#### [INSTRUCTIONS FOR THE TASK]
Look for the word "JSON" in each line and report the count of matching lines, with nothing added.

#### [DATA LINES]
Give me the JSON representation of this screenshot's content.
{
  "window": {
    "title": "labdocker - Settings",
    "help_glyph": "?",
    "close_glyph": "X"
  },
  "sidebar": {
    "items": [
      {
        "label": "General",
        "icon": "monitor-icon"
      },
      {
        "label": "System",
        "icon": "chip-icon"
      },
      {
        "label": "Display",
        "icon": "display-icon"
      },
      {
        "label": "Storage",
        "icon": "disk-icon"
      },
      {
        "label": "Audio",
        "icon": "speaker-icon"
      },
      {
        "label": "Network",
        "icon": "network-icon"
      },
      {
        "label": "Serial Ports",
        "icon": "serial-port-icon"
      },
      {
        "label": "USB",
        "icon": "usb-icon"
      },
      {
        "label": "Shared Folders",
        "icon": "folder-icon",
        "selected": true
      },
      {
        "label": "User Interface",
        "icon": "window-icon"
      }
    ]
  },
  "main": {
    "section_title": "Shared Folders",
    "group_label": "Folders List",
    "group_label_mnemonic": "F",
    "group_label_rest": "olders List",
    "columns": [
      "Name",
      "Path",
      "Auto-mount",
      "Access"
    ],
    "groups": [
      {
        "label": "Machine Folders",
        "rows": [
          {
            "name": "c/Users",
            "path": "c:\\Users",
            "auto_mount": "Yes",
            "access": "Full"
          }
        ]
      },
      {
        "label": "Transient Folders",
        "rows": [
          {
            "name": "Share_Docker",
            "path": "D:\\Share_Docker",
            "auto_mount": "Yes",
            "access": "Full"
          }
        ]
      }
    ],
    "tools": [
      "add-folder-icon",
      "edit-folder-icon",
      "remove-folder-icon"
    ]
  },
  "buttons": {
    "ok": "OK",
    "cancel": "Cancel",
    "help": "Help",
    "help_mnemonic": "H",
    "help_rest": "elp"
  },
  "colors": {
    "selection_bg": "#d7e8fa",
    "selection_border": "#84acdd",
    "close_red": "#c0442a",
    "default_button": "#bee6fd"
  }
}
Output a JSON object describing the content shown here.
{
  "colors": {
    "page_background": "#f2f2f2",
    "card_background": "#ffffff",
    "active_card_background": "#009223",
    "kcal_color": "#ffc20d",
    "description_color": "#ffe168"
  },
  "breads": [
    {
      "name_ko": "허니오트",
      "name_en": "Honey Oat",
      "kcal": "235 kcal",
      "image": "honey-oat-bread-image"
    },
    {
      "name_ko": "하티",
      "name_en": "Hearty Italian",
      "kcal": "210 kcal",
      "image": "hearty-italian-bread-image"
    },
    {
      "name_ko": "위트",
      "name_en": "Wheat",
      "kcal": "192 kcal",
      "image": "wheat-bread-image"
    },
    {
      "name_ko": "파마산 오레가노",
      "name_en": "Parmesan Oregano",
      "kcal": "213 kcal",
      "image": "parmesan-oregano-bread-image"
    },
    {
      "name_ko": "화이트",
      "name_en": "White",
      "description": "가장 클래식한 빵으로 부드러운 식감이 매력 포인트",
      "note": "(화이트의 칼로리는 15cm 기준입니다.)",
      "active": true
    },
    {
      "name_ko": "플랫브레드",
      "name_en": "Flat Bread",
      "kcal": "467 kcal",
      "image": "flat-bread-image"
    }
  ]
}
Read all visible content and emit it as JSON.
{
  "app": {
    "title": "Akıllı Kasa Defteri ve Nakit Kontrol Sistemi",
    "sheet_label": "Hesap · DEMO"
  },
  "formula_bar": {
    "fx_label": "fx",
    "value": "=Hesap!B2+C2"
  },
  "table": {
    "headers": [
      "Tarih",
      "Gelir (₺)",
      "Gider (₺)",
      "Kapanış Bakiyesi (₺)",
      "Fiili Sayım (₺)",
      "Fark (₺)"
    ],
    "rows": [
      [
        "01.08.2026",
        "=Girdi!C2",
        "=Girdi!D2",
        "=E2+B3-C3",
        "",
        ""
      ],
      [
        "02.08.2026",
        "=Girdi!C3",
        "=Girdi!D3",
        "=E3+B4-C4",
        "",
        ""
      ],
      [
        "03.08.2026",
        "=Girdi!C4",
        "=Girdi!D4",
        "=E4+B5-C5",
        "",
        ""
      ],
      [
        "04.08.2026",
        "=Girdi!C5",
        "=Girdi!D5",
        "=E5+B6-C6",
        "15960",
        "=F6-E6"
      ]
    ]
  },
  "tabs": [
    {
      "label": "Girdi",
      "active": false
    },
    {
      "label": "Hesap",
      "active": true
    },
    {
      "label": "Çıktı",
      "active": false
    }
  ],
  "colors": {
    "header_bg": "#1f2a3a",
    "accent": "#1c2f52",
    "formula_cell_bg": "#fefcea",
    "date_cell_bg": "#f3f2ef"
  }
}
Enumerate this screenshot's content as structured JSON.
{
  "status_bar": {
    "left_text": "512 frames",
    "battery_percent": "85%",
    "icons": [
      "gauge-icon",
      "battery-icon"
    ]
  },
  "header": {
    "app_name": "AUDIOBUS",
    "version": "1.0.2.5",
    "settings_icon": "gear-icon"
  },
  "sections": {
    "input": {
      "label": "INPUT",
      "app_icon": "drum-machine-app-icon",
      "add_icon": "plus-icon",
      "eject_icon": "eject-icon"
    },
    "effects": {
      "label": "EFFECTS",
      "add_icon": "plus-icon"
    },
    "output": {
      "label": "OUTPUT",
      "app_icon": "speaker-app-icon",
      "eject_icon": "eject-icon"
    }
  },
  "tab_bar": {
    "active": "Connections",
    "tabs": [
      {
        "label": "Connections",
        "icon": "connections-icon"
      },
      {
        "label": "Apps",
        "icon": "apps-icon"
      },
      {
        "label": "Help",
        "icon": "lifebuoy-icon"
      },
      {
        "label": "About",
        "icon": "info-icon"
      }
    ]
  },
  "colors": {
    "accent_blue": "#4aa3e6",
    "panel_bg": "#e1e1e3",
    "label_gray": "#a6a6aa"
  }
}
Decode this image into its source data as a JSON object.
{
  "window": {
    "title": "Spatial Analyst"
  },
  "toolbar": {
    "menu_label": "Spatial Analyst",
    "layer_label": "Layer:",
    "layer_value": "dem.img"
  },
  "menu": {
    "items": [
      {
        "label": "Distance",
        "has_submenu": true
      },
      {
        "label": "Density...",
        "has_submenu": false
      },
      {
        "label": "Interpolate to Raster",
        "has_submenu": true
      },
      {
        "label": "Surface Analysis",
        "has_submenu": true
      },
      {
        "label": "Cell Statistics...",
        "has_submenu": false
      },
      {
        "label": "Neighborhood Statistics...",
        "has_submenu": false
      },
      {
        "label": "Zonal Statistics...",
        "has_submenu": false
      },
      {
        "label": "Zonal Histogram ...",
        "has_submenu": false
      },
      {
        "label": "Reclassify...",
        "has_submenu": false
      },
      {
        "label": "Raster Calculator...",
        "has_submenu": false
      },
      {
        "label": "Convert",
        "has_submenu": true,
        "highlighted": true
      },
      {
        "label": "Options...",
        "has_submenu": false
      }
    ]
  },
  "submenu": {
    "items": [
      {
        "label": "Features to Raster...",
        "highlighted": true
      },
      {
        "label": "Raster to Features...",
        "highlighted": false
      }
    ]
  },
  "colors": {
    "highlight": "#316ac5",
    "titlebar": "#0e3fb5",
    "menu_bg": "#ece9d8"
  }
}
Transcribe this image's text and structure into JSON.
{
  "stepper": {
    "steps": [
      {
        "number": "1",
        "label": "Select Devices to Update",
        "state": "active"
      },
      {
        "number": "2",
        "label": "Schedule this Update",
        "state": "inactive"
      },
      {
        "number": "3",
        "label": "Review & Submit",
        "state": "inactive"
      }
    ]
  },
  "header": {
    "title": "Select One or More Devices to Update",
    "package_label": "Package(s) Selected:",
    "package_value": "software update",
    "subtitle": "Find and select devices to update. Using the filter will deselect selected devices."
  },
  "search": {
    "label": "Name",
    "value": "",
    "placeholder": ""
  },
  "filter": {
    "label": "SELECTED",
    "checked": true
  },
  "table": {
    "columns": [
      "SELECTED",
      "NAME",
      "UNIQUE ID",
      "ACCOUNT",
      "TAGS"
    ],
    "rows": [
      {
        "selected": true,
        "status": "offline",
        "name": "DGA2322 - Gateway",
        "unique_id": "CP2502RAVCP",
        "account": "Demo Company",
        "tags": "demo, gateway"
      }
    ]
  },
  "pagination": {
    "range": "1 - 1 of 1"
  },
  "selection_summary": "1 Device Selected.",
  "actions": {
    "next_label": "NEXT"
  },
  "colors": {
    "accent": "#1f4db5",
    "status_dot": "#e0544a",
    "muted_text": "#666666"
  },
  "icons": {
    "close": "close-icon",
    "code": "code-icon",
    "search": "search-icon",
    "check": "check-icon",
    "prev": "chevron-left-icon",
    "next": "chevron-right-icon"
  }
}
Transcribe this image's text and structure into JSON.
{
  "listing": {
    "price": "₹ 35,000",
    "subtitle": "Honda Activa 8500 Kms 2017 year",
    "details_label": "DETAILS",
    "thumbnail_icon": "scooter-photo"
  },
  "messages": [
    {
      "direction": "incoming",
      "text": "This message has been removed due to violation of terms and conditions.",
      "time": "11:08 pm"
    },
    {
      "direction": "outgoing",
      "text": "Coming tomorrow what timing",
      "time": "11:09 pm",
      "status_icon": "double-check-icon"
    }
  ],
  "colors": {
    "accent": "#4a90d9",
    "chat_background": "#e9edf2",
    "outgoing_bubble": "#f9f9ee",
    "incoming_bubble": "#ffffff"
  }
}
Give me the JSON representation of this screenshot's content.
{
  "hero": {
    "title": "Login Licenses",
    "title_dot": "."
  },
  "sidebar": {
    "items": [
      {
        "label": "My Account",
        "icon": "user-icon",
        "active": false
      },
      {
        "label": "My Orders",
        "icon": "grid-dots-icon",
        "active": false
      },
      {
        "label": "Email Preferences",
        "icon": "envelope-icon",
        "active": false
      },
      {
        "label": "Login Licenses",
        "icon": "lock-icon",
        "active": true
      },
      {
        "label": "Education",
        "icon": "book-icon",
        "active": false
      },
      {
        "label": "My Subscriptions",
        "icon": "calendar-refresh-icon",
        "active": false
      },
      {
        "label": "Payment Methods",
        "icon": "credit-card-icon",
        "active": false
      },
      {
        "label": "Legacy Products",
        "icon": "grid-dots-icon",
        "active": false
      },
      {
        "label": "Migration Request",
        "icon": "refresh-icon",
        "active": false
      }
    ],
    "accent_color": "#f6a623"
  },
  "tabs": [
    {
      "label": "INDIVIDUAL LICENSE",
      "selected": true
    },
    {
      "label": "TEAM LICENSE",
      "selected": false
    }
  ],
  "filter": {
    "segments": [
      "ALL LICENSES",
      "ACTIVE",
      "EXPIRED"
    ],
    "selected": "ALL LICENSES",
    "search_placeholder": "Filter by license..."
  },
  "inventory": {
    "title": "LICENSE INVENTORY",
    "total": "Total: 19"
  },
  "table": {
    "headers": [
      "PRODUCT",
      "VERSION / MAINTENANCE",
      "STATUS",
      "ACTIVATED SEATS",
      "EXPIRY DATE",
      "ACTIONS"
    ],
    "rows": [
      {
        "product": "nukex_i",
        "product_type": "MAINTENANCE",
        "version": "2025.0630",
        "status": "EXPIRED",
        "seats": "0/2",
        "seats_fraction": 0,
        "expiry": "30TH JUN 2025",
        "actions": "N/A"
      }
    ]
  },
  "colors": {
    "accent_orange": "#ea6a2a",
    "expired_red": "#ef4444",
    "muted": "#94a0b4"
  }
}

#### [COMPLETE OUTPUT]
8